# GOAL:
Select lines where the word "structured" appears.

..............................

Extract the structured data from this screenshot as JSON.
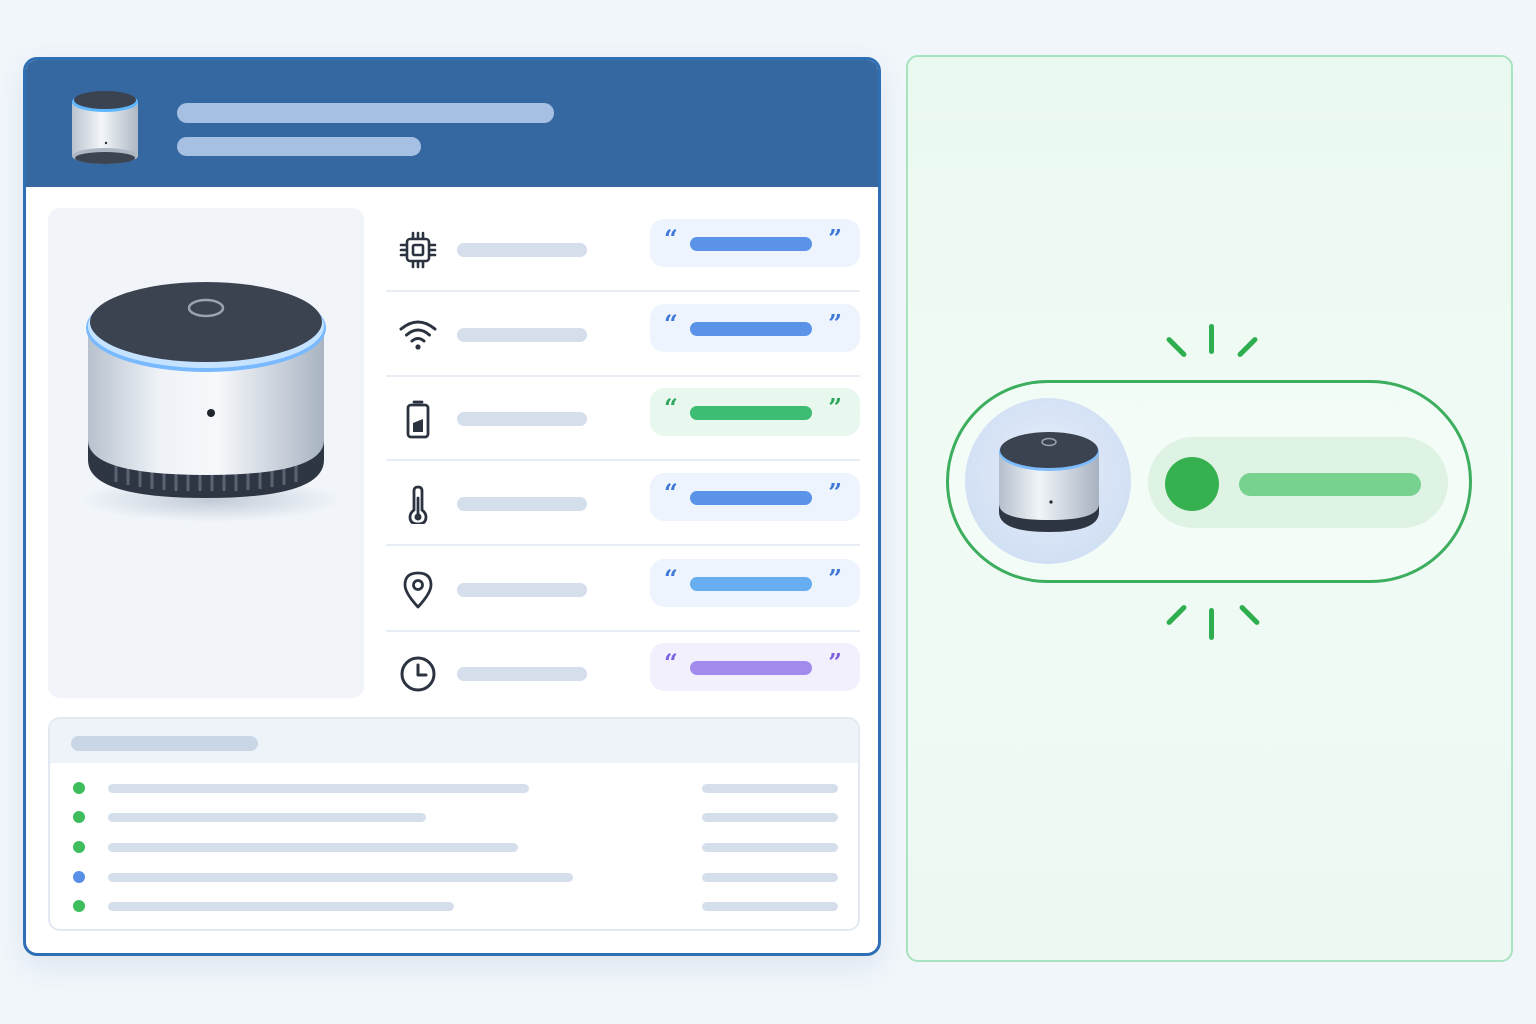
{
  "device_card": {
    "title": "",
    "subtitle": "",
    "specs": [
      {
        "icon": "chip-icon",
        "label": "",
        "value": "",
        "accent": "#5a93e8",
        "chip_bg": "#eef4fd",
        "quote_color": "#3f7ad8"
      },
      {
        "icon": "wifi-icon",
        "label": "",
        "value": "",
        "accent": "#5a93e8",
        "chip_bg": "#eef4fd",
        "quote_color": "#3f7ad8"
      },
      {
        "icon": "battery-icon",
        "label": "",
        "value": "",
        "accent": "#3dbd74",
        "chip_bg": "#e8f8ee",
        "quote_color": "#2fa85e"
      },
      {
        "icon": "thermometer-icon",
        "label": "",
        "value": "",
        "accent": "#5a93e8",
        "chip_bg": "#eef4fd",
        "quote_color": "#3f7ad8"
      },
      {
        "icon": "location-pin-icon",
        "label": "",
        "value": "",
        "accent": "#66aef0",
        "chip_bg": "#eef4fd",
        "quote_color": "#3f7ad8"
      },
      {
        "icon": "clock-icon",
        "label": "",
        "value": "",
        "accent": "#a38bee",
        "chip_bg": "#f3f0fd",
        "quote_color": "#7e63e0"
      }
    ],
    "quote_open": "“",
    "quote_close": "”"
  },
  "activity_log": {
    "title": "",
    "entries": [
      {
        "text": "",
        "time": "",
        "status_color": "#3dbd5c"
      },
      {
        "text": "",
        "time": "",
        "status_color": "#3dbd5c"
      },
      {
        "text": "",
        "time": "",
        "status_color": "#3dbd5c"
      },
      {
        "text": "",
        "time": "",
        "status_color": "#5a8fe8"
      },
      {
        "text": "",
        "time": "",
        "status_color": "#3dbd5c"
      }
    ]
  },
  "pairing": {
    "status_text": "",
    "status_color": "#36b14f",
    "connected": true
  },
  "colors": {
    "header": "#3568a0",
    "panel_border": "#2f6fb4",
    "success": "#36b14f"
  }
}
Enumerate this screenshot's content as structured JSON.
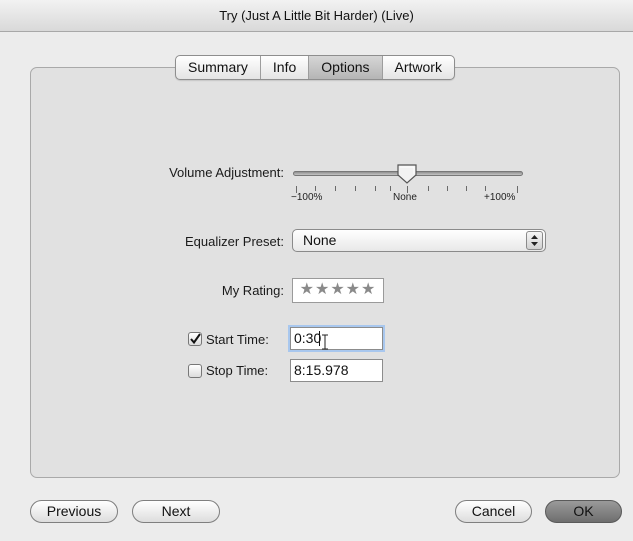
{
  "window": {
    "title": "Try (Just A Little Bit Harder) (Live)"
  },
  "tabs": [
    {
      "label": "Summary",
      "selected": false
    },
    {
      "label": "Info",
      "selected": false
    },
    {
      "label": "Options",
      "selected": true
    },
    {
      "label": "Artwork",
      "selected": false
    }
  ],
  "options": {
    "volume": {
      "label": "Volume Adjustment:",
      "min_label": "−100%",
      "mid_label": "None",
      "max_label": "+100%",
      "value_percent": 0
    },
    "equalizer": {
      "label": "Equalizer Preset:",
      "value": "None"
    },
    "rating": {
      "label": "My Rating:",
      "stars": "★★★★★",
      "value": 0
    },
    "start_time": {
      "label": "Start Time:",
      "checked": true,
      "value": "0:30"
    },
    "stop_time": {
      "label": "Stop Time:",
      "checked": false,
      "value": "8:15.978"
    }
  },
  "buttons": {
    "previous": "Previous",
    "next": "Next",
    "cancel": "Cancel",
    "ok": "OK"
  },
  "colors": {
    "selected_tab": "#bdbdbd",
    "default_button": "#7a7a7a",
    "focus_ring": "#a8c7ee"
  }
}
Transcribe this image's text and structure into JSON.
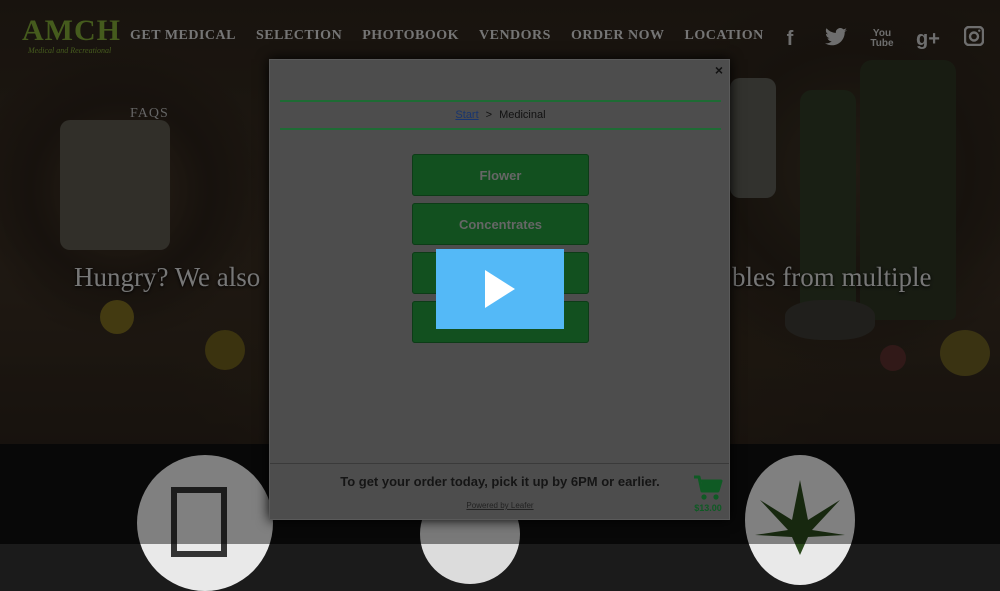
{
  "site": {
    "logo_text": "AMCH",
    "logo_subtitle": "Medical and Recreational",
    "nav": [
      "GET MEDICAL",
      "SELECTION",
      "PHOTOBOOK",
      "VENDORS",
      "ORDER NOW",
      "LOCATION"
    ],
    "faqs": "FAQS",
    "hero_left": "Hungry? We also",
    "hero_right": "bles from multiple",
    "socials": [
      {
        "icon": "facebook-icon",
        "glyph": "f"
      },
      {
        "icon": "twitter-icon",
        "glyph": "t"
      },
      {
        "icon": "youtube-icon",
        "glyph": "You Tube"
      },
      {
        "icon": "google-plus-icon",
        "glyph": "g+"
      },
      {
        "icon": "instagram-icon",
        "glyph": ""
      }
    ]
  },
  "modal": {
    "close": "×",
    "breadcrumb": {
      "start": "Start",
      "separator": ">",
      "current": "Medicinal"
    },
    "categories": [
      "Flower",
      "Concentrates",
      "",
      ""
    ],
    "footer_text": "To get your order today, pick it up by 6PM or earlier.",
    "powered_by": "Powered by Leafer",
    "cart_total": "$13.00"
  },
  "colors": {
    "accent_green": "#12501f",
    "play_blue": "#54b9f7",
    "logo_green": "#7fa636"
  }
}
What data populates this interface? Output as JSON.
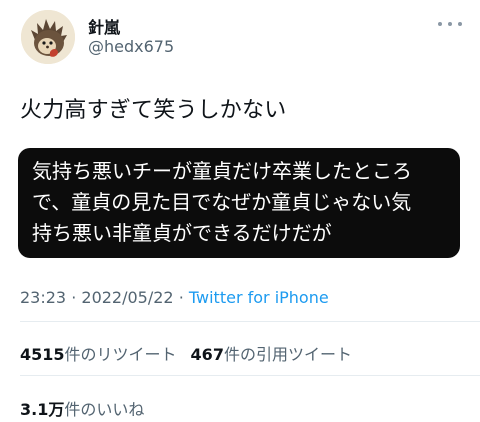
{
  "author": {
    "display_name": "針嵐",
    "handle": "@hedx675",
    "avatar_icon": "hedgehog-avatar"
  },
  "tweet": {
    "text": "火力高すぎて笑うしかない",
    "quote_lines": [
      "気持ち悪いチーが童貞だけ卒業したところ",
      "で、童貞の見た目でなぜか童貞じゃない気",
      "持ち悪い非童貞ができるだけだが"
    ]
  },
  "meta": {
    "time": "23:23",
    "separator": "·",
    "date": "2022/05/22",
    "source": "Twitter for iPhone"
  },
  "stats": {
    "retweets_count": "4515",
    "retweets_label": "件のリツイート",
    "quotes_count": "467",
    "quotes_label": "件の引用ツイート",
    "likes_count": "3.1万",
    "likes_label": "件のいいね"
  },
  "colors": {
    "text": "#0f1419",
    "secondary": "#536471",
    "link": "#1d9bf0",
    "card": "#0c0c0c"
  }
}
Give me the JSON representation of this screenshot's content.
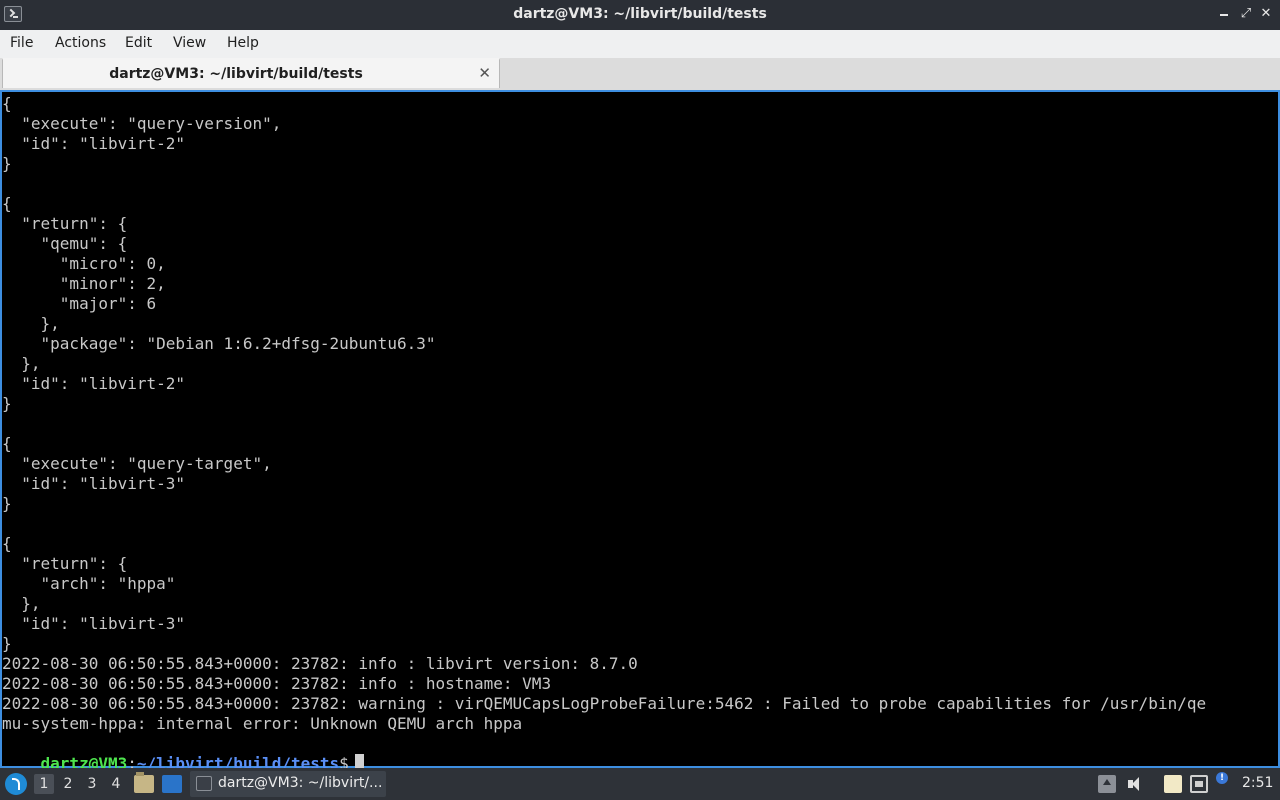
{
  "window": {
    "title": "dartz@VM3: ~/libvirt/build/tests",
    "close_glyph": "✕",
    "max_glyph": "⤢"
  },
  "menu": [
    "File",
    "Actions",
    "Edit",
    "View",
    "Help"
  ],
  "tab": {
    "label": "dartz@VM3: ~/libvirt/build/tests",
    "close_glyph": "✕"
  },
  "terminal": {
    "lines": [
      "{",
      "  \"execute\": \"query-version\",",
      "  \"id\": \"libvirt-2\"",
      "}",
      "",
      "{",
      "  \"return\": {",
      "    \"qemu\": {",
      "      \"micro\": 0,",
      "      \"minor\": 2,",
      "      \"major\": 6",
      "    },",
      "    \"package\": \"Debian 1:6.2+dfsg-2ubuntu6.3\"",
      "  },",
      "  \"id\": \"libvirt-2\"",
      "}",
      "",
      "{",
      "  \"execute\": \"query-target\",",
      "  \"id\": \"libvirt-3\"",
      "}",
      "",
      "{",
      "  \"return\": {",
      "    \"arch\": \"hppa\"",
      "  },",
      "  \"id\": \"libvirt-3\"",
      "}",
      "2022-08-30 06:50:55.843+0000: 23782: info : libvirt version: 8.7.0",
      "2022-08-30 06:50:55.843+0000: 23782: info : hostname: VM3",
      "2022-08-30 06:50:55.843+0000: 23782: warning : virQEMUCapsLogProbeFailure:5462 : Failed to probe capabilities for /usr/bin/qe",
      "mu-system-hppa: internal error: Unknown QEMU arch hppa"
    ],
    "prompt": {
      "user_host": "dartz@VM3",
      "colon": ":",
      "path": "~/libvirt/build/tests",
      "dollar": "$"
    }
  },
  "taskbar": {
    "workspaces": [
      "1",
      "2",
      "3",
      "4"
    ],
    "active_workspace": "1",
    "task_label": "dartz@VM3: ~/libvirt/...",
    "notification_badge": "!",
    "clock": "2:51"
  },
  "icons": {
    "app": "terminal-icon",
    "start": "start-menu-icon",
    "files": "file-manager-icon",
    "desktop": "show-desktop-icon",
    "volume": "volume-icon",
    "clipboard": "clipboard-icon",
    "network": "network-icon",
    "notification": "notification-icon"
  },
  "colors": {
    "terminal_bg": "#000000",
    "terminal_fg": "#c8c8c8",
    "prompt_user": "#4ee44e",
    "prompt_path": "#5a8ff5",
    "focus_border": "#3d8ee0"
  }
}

..............................

# EXERCISE OUTPUT:
Extract the structured data from this screenshot as JSON.
Enumerate this screenshot's content as structured JSON.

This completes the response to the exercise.